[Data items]
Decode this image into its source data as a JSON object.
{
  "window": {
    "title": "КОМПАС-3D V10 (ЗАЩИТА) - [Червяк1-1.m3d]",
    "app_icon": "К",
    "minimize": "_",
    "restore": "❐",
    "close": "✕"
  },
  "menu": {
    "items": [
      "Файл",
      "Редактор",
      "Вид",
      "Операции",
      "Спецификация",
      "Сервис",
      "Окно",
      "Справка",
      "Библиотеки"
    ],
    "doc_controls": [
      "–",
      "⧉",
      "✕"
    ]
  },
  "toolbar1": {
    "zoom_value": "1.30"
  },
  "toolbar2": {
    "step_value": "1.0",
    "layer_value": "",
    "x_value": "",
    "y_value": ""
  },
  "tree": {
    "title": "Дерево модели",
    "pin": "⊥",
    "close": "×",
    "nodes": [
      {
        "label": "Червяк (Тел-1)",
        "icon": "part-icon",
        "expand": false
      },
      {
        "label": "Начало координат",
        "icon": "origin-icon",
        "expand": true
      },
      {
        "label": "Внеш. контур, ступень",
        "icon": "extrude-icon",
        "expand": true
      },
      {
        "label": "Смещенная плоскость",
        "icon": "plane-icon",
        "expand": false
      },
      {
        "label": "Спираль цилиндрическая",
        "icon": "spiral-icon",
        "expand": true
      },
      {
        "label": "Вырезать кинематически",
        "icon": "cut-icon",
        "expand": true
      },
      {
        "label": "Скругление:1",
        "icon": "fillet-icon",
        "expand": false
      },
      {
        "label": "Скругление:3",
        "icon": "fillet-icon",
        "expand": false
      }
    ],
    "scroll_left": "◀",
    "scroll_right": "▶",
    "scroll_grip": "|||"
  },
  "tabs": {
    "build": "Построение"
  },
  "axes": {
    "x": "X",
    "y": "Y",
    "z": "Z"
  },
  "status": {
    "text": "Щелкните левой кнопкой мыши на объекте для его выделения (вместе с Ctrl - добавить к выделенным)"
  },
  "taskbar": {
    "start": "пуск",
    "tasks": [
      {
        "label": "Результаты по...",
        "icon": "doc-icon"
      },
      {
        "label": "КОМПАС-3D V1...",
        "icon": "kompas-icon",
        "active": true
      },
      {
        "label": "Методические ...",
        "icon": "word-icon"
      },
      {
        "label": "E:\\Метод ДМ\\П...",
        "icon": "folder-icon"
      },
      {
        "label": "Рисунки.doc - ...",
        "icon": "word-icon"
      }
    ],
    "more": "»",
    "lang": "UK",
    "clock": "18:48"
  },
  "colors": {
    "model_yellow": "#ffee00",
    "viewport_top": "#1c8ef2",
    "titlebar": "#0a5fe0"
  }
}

_Do this:_
Reproduce each entry above exactly, keeping every word.

_Output of the exercise:_
Decode this image into its source data as a JSON object.
{
  "window": {
    "title": "КОМПАС-3D V10 (ЗАЩИТА) - [Червяк1-1.m3d]",
    "app_icon": "К",
    "minimize": "_",
    "restore": "❐",
    "close": "✕"
  },
  "menu": {
    "items": [
      "Файл",
      "Редактор",
      "Вид",
      "Операции",
      "Спецификация",
      "Сервис",
      "Окно",
      "Справка",
      "Библиотеки"
    ],
    "doc_controls": [
      "–",
      "⧉",
      "✕"
    ]
  },
  "toolbar1": {
    "zoom_value": "1.30"
  },
  "toolbar2": {
    "step_value": "1.0",
    "layer_value": "",
    "x_value": "",
    "y_value": ""
  },
  "tree": {
    "title": "Дерево модели",
    "pin": "⊥",
    "close": "×",
    "nodes": [
      {
        "label": "Червяк (Тел-1)",
        "icon": "part-icon",
        "expand": false
      },
      {
        "label": "Начало координат",
        "icon": "origin-icon",
        "expand": true
      },
      {
        "label": "Внеш. контур, ступень",
        "icon": "extrude-icon",
        "expand": true
      },
      {
        "label": "Смещенная плоскость",
        "icon": "plane-icon",
        "expand": false
      },
      {
        "label": "Спираль цилиндрическая",
        "icon": "spiral-icon",
        "expand": true
      },
      {
        "label": "Вырезать кинематически",
        "icon": "cut-icon",
        "expand": true
      },
      {
        "label": "Скругление:1",
        "icon": "fillet-icon",
        "expand": false
      },
      {
        "label": "Скругление:3",
        "icon": "fillet-icon",
        "expand": false
      }
    ],
    "scroll_left": "◀",
    "scroll_right": "▶",
    "scroll_grip": "|||"
  },
  "tabs": {
    "build": "Построение"
  },
  "axes": {
    "x": "X",
    "y": "Y",
    "z": "Z"
  },
  "status": {
    "text": "Щелкните левой кнопкой мыши на объекте для его выделения (вместе с Ctrl - добавить к выделенным)"
  },
  "taskbar": {
    "start": "пуск",
    "tasks": [
      {
        "label": "Результаты по...",
        "icon": "doc-icon"
      },
      {
        "label": "КОМПАС-3D V1...",
        "icon": "kompas-icon",
        "active": true
      },
      {
        "label": "Методические ...",
        "icon": "word-icon"
      },
      {
        "label": "E:\\Метод ДМ\\П...",
        "icon": "folder-icon"
      },
      {
        "label": "Рисунки.doc - ...",
        "icon": "word-icon"
      }
    ],
    "more": "»",
    "lang": "UK",
    "clock": "18:48"
  },
  "colors": {
    "model_yellow": "#ffee00",
    "viewport_top": "#1c8ef2",
    "titlebar": "#0a5fe0"
  }
}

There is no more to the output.